■ **What needs to be done**
Extract the records below word for word and ignore the images.
=====
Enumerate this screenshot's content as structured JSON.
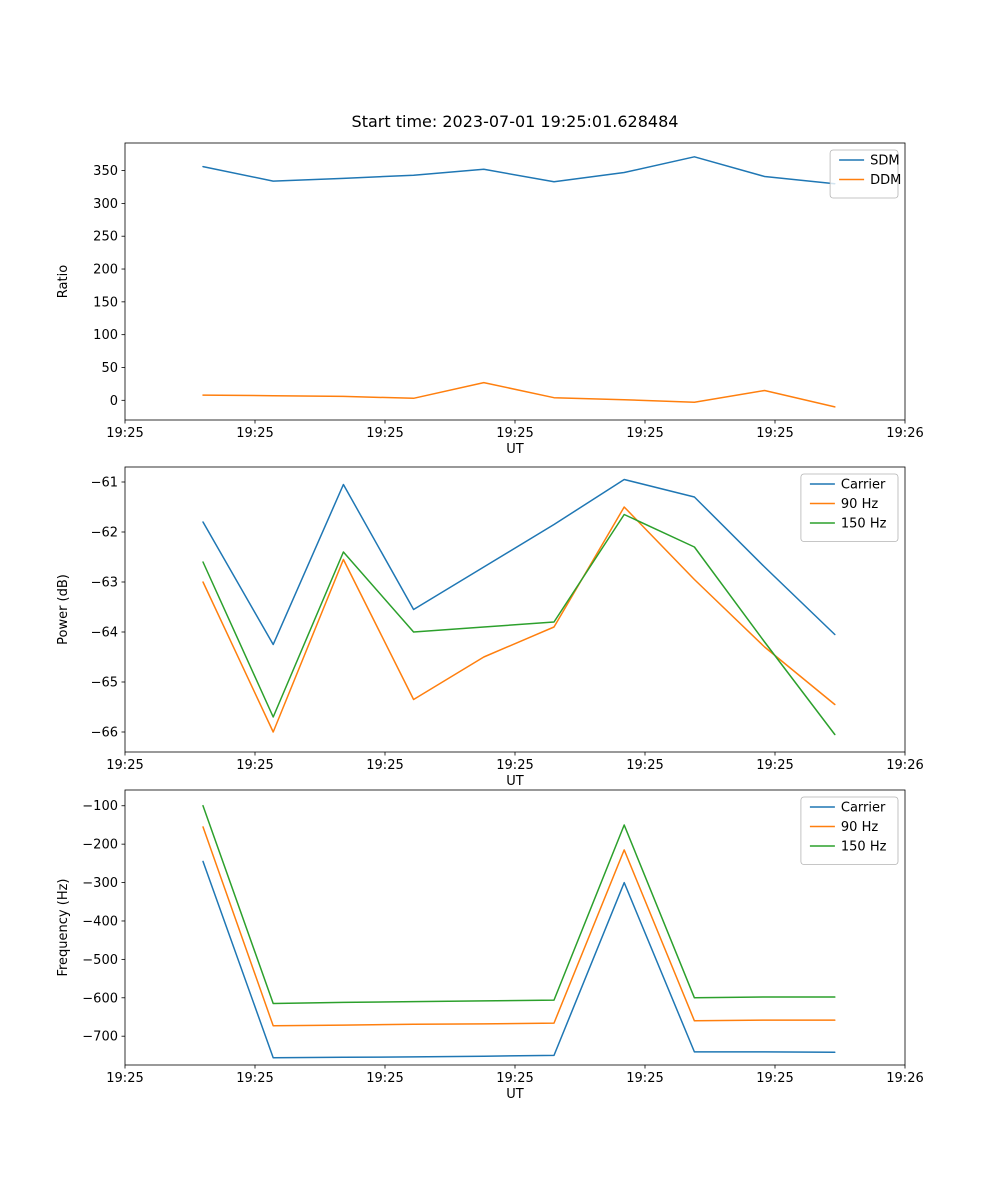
{
  "figure": {
    "title": "Start time: 2023-07-01 19:25:01.628484",
    "background": "#ffffff"
  },
  "colors": {
    "blue": "#1f77b4",
    "orange": "#ff7f0e",
    "green": "#2ca02c"
  },
  "chart_data": [
    {
      "type": "line",
      "title": "",
      "xlabel": "UT",
      "ylabel": "Ratio",
      "xlim": [
        0,
        60
      ],
      "ylim": [
        -30,
        392
      ],
      "xticks": [
        0,
        10,
        20,
        30,
        40,
        50,
        60
      ],
      "xtick_labels": [
        "19:25",
        "19:25",
        "19:25",
        "19:25",
        "19:25",
        "19:25",
        "19:26"
      ],
      "yticks": [
        0,
        50,
        100,
        150,
        200,
        250,
        300,
        350
      ],
      "grid": false,
      "legend_position": "top-right",
      "x": [
        6,
        11.4,
        16.8,
        22.2,
        27.6,
        33,
        38.4,
        43.8,
        49.2,
        54.6
      ],
      "series": [
        {
          "name": "SDM",
          "color": "#1f77b4",
          "values": [
            356,
            334,
            338,
            343,
            352,
            333,
            347,
            371,
            341,
            330
          ]
        },
        {
          "name": "DDM",
          "color": "#ff7f0e",
          "values": [
            8,
            7,
            6,
            3,
            27,
            4,
            1,
            -3,
            15,
            -10
          ]
        }
      ]
    },
    {
      "type": "line",
      "title": "",
      "xlabel": "UT",
      "ylabel": "Power (dB)",
      "xlim": [
        0,
        60
      ],
      "ylim": [
        -66.4,
        -60.7
      ],
      "xticks": [
        0,
        10,
        20,
        30,
        40,
        50,
        60
      ],
      "xtick_labels": [
        "19:25",
        "19:25",
        "19:25",
        "19:25",
        "19:25",
        "19:25",
        "19:26"
      ],
      "yticks": [
        -61,
        -62,
        -63,
        -64,
        -65,
        -66
      ],
      "grid": false,
      "legend_position": "top-right",
      "x": [
        6,
        11.4,
        16.8,
        22.2,
        27.6,
        33,
        38.4,
        43.8,
        49.2,
        54.6
      ],
      "series": [
        {
          "name": "Carrier",
          "color": "#1f77b4",
          "values": [
            -61.8,
            -64.25,
            -61.05,
            -63.55,
            -62.7,
            -61.85,
            -60.95,
            -61.3,
            -62.7,
            -64.05
          ]
        },
        {
          "name": "90 Hz",
          "color": "#ff7f0e",
          "values": [
            -63.0,
            -66.0,
            -62.55,
            -65.35,
            -64.5,
            -63.9,
            -61.5,
            -62.95,
            -64.3,
            -65.45
          ]
        },
        {
          "name": "150 Hz",
          "color": "#2ca02c",
          "values": [
            -62.6,
            -65.7,
            -62.4,
            -64.0,
            -63.9,
            -63.8,
            -61.65,
            -62.3,
            -64.2,
            -66.05
          ]
        }
      ]
    },
    {
      "type": "line",
      "title": "",
      "xlabel": "UT",
      "ylabel": "Frequency (Hz)",
      "xlim": [
        0,
        60
      ],
      "ylim": [
        -775,
        -59
      ],
      "xticks": [
        0,
        10,
        20,
        30,
        40,
        50,
        60
      ],
      "xtick_labels": [
        "19:25",
        "19:25",
        "19:25",
        "19:25",
        "19:25",
        "19:25",
        "19:26"
      ],
      "yticks": [
        -100,
        -200,
        -300,
        -400,
        -500,
        -600,
        -700
      ],
      "grid": false,
      "legend_position": "top-right",
      "x": [
        6,
        11.4,
        16.8,
        22.2,
        27.6,
        33,
        38.4,
        43.8,
        49.2,
        54.6
      ],
      "series": [
        {
          "name": "Carrier",
          "color": "#1f77b4",
          "values": [
            -245,
            -756,
            -755,
            -754,
            -752,
            -750,
            -300,
            -741,
            -741,
            -742
          ]
        },
        {
          "name": "90 Hz",
          "color": "#ff7f0e",
          "values": [
            -155,
            -673,
            -671,
            -669,
            -668,
            -666,
            -215,
            -660,
            -658,
            -658
          ]
        },
        {
          "name": "150 Hz",
          "color": "#2ca02c",
          "values": [
            -100,
            -615,
            -612,
            -610,
            -608,
            -606,
            -150,
            -600,
            -598,
            -598
          ]
        }
      ]
    }
  ]
}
=====
■ **Task answer**
Enumerate this screenshot's content as structured JSON.
{
  "figure": {
    "title": "Start time: 2023-07-01 19:25:01.628484",
    "background": "#ffffff"
  },
  "colors": {
    "blue": "#1f77b4",
    "orange": "#ff7f0e",
    "green": "#2ca02c"
  },
  "chart_data": [
    {
      "type": "line",
      "title": "",
      "xlabel": "UT",
      "ylabel": "Ratio",
      "xlim": [
        0,
        60
      ],
      "ylim": [
        -30,
        392
      ],
      "xticks": [
        0,
        10,
        20,
        30,
        40,
        50,
        60
      ],
      "xtick_labels": [
        "19:25",
        "19:25",
        "19:25",
        "19:25",
        "19:25",
        "19:25",
        "19:26"
      ],
      "yticks": [
        0,
        50,
        100,
        150,
        200,
        250,
        300,
        350
      ],
      "grid": false,
      "legend_position": "top-right",
      "x": [
        6,
        11.4,
        16.8,
        22.2,
        27.6,
        33,
        38.4,
        43.8,
        49.2,
        54.6
      ],
      "series": [
        {
          "name": "SDM",
          "color": "#1f77b4",
          "values": [
            356,
            334,
            338,
            343,
            352,
            333,
            347,
            371,
            341,
            330
          ]
        },
        {
          "name": "DDM",
          "color": "#ff7f0e",
          "values": [
            8,
            7,
            6,
            3,
            27,
            4,
            1,
            -3,
            15,
            -10
          ]
        }
      ]
    },
    {
      "type": "line",
      "title": "",
      "xlabel": "UT",
      "ylabel": "Power (dB)",
      "xlim": [
        0,
        60
      ],
      "ylim": [
        -66.4,
        -60.7
      ],
      "xticks": [
        0,
        10,
        20,
        30,
        40,
        50,
        60
      ],
      "xtick_labels": [
        "19:25",
        "19:25",
        "19:25",
        "19:25",
        "19:25",
        "19:25",
        "19:26"
      ],
      "yticks": [
        -61,
        -62,
        -63,
        -64,
        -65,
        -66
      ],
      "grid": false,
      "legend_position": "top-right",
      "x": [
        6,
        11.4,
        16.8,
        22.2,
        27.6,
        33,
        38.4,
        43.8,
        49.2,
        54.6
      ],
      "series": [
        {
          "name": "Carrier",
          "color": "#1f77b4",
          "values": [
            -61.8,
            -64.25,
            -61.05,
            -63.55,
            -62.7,
            -61.85,
            -60.95,
            -61.3,
            -62.7,
            -64.05
          ]
        },
        {
          "name": "90 Hz",
          "color": "#ff7f0e",
          "values": [
            -63.0,
            -66.0,
            -62.55,
            -65.35,
            -64.5,
            -63.9,
            -61.5,
            -62.95,
            -64.3,
            -65.45
          ]
        },
        {
          "name": "150 Hz",
          "color": "#2ca02c",
          "values": [
            -62.6,
            -65.7,
            -62.4,
            -64.0,
            -63.9,
            -63.8,
            -61.65,
            -62.3,
            -64.2,
            -66.05
          ]
        }
      ]
    },
    {
      "type": "line",
      "title": "",
      "xlabel": "UT",
      "ylabel": "Frequency (Hz)",
      "xlim": [
        0,
        60
      ],
      "ylim": [
        -775,
        -59
      ],
      "xticks": [
        0,
        10,
        20,
        30,
        40,
        50,
        60
      ],
      "xtick_labels": [
        "19:25",
        "19:25",
        "19:25",
        "19:25",
        "19:25",
        "19:25",
        "19:26"
      ],
      "yticks": [
        -100,
        -200,
        -300,
        -400,
        -500,
        -600,
        -700
      ],
      "grid": false,
      "legend_position": "top-right",
      "x": [
        6,
        11.4,
        16.8,
        22.2,
        27.6,
        33,
        38.4,
        43.8,
        49.2,
        54.6
      ],
      "series": [
        {
          "name": "Carrier",
          "color": "#1f77b4",
          "values": [
            -245,
            -756,
            -755,
            -754,
            -752,
            -750,
            -300,
            -741,
            -741,
            -742
          ]
        },
        {
          "name": "90 Hz",
          "color": "#ff7f0e",
          "values": [
            -155,
            -673,
            -671,
            -669,
            -668,
            -666,
            -215,
            -660,
            -658,
            -658
          ]
        },
        {
          "name": "150 Hz",
          "color": "#2ca02c",
          "values": [
            -100,
            -615,
            -612,
            -610,
            -608,
            -606,
            -150,
            -600,
            -598,
            -598
          ]
        }
      ]
    }
  ]
}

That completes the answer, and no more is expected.